**WHAT YOU HAVE TO DO:** What is needed here is an exact copy of every entry.

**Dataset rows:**
((

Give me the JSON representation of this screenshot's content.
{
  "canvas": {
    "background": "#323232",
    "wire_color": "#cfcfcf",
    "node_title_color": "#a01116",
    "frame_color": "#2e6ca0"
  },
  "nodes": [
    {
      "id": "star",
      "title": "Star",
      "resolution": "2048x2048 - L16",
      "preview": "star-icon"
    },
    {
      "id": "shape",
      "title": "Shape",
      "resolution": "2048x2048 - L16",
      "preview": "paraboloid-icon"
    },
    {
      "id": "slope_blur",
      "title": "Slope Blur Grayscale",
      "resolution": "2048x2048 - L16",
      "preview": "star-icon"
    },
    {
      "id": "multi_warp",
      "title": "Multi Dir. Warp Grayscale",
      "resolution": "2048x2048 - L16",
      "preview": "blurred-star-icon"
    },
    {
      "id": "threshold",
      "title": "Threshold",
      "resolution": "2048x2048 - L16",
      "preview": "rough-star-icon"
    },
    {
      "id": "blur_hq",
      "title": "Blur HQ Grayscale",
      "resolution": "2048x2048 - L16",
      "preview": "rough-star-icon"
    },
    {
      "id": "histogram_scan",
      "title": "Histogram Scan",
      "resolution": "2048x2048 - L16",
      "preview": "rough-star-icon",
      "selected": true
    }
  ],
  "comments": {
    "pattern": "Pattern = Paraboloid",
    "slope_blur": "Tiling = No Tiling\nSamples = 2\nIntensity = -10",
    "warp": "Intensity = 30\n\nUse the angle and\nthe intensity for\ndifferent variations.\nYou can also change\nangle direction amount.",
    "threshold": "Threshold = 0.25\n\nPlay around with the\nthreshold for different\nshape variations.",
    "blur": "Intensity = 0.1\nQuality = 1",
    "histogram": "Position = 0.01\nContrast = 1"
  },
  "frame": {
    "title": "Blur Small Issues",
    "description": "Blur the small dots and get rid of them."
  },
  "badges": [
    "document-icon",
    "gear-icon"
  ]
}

))

**FINISHED EXERCISE:**
Give me the JSON representation of this screenshot's content.
{
  "canvas": {
    "background": "#323232",
    "wire_color": "#cfcfcf",
    "node_title_color": "#a01116",
    "frame_color": "#2e6ca0"
  },
  "nodes": [
    {
      "id": "star",
      "title": "Star",
      "resolution": "2048x2048 - L16",
      "preview": "star-icon"
    },
    {
      "id": "shape",
      "title": "Shape",
      "resolution": "2048x2048 - L16",
      "preview": "paraboloid-icon"
    },
    {
      "id": "slope_blur",
      "title": "Slope Blur Grayscale",
      "resolution": "2048x2048 - L16",
      "preview": "star-icon"
    },
    {
      "id": "multi_warp",
      "title": "Multi Dir. Warp Grayscale",
      "resolution": "2048x2048 - L16",
      "preview": "blurred-star-icon"
    },
    {
      "id": "threshold",
      "title": "Threshold",
      "resolution": "2048x2048 - L16",
      "preview": "rough-star-icon"
    },
    {
      "id": "blur_hq",
      "title": "Blur HQ Grayscale",
      "resolution": "2048x2048 - L16",
      "preview": "rough-star-icon"
    },
    {
      "id": "histogram_scan",
      "title": "Histogram Scan",
      "resolution": "2048x2048 - L16",
      "preview": "rough-star-icon",
      "selected": true
    }
  ],
  "comments": {
    "pattern": "Pattern = Paraboloid",
    "slope_blur": "Tiling = No Tiling\nSamples = 2\nIntensity = -10",
    "warp": "Intensity = 30\n\nUse the angle and\nthe intensity for\ndifferent variations.\nYou can also change\nangle direction amount.",
    "threshold": "Threshold = 0.25\n\nPlay around with the\nthreshold for different\nshape variations.",
    "blur": "Intensity = 0.1\nQuality = 1",
    "histogram": "Position = 0.01\nContrast = 1"
  },
  "frame": {
    "title": "Blur Small Issues",
    "description": "Blur the small dots and get rid of them."
  },
  "badges": [
    "document-icon",
    "gear-icon"
  ]
}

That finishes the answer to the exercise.